┌─ Supplied material

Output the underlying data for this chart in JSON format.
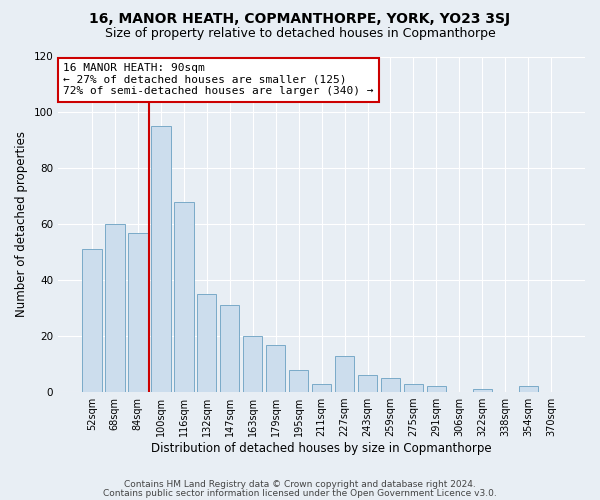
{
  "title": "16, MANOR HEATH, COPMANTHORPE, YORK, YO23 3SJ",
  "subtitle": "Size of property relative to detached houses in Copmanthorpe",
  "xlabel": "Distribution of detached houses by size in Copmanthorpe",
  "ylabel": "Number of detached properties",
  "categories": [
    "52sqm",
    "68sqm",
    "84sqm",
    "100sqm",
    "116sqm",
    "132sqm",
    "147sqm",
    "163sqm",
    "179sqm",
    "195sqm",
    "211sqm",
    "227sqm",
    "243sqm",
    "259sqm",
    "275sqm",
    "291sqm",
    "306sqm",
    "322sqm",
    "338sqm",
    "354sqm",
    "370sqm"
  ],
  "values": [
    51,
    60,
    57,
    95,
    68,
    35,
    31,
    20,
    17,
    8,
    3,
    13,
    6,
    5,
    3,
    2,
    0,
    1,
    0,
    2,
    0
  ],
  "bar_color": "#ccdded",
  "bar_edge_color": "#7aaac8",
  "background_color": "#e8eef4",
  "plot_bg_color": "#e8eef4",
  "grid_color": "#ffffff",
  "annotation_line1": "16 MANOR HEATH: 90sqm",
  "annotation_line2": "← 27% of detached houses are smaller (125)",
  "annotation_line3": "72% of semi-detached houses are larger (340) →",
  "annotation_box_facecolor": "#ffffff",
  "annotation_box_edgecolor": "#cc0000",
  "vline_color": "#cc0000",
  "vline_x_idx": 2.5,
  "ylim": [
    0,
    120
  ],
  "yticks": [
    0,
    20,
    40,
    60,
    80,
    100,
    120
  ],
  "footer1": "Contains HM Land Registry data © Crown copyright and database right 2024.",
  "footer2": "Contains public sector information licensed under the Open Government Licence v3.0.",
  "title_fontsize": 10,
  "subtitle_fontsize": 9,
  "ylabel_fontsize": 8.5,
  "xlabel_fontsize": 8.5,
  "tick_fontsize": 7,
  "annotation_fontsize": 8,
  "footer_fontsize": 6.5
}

└─

Written request: Gather and copy every line of the data in which the string "houses" is found.

Solution to this problem:
  "subtitle": "Size of property relative to detached houses in Copmanthorpe",
  "xlabel": "Distribution of detached houses by size in Copmanthorpe",
  "annotation_line2": "← 27% of detached houses are smaller (125)",
  "annotation_line3": "72% of semi-detached houses are larger (340) →",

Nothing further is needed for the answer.